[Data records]
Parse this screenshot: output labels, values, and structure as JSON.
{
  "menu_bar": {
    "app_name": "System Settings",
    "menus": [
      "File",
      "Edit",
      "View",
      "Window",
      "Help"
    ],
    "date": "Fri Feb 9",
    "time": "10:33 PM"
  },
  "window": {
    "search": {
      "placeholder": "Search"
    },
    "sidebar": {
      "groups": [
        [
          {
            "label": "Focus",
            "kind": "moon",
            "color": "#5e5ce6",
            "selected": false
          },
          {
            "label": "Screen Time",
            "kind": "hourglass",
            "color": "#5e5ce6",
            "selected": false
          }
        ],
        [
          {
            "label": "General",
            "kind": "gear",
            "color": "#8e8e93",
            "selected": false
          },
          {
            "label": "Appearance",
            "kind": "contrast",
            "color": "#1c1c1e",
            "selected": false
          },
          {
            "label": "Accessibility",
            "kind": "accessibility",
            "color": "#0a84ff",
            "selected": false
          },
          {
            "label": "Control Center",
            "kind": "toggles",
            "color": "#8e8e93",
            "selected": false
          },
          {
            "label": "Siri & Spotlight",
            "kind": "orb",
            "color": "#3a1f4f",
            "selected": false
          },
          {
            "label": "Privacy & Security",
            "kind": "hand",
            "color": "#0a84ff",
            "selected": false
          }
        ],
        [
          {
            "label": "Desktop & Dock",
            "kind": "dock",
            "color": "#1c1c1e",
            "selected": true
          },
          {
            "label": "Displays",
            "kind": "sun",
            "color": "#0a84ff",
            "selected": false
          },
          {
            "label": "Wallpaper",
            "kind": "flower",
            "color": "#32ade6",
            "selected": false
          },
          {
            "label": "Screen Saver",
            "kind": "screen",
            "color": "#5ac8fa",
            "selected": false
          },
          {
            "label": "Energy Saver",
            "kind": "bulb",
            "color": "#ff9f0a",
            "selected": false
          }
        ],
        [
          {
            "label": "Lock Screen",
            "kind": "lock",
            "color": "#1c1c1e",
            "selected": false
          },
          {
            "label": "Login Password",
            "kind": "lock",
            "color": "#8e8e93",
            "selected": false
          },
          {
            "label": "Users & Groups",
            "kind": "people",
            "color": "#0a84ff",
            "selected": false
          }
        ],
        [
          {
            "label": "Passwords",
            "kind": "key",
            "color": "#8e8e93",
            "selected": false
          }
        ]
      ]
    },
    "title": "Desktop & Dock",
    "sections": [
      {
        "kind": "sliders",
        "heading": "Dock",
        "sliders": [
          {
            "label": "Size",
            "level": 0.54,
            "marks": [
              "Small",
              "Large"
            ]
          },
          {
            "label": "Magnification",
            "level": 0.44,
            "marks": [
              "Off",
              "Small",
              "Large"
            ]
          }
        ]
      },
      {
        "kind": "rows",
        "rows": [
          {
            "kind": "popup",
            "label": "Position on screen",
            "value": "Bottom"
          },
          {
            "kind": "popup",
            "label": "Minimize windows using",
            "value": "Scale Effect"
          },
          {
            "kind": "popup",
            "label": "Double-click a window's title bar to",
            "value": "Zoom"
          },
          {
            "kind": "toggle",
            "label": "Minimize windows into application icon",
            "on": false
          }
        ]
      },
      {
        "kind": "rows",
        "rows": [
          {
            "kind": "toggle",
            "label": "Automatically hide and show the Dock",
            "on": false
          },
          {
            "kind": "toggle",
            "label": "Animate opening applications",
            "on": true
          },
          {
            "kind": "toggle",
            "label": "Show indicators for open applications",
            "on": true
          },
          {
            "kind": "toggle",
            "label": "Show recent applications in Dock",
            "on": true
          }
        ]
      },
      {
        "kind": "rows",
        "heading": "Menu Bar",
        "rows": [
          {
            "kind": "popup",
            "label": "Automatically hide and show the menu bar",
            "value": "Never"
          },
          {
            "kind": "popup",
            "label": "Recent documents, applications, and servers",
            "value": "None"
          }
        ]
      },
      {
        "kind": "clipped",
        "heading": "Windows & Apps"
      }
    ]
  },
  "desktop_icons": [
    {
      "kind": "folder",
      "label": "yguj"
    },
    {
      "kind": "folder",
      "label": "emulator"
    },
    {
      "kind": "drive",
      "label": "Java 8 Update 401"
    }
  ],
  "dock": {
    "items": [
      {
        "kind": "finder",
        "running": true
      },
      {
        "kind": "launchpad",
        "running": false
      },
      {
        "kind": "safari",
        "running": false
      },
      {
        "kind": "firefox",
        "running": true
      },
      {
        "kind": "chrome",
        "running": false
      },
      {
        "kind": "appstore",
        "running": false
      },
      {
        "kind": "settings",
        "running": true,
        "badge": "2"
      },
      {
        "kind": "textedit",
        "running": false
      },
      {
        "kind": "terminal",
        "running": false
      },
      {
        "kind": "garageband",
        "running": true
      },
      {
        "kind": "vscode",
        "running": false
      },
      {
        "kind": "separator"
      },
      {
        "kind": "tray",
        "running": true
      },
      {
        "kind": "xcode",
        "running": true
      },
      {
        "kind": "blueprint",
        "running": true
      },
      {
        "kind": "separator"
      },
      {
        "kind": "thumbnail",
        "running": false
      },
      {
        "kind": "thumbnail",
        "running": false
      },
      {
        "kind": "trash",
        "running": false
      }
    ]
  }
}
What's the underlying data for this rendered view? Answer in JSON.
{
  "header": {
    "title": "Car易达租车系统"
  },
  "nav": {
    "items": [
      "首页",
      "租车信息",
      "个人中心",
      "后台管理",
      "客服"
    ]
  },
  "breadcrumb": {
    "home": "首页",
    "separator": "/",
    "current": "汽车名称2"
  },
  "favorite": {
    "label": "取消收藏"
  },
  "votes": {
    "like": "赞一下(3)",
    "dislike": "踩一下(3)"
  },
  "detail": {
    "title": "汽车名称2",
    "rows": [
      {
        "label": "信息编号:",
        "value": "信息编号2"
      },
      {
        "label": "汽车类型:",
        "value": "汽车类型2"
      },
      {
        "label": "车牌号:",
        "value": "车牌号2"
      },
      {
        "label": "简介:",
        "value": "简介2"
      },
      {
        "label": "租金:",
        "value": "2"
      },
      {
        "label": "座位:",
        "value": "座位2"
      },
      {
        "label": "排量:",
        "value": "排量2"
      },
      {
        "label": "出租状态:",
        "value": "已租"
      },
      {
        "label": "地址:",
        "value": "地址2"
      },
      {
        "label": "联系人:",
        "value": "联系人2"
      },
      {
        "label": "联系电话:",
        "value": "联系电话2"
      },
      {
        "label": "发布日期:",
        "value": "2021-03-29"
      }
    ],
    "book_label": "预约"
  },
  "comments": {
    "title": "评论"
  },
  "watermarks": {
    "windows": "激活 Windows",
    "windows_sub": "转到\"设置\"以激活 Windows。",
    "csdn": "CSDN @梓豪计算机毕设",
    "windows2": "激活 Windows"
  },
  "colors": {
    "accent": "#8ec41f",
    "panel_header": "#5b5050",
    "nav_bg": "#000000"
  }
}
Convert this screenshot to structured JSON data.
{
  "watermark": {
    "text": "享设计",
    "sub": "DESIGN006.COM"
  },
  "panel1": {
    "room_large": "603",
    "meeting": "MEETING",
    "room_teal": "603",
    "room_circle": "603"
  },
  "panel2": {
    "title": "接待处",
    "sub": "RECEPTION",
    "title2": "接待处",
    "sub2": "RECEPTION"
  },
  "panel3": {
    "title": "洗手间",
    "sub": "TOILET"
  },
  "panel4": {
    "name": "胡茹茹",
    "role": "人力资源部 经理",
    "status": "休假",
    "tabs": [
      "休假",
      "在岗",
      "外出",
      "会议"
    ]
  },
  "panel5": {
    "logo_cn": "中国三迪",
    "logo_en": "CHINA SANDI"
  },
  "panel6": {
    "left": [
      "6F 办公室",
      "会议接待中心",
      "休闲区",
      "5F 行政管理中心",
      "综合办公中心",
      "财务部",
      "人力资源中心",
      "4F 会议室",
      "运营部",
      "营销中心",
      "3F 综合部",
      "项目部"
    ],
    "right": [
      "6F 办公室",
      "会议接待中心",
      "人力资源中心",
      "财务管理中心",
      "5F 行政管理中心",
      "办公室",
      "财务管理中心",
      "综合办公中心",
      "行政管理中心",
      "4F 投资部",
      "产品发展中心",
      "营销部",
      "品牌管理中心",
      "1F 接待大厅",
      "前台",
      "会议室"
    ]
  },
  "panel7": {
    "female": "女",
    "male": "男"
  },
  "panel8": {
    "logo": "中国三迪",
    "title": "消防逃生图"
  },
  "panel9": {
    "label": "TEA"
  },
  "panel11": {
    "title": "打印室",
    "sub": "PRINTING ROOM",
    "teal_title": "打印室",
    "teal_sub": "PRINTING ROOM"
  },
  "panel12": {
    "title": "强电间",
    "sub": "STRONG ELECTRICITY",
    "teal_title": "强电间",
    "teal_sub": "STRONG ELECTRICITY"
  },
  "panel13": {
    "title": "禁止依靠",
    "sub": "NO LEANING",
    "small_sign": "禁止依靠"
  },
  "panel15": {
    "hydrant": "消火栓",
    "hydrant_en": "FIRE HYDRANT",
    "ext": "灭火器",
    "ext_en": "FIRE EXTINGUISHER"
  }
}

- Task brief -
Pull out the lines above in which the word "JSON" appears.

- Solution for this problem -
Parse this screenshot: output labels, values, and structure as JSON.
What's the underlying data for this rendered view? Answer in JSON.
Convert this screenshot to structured JSON data.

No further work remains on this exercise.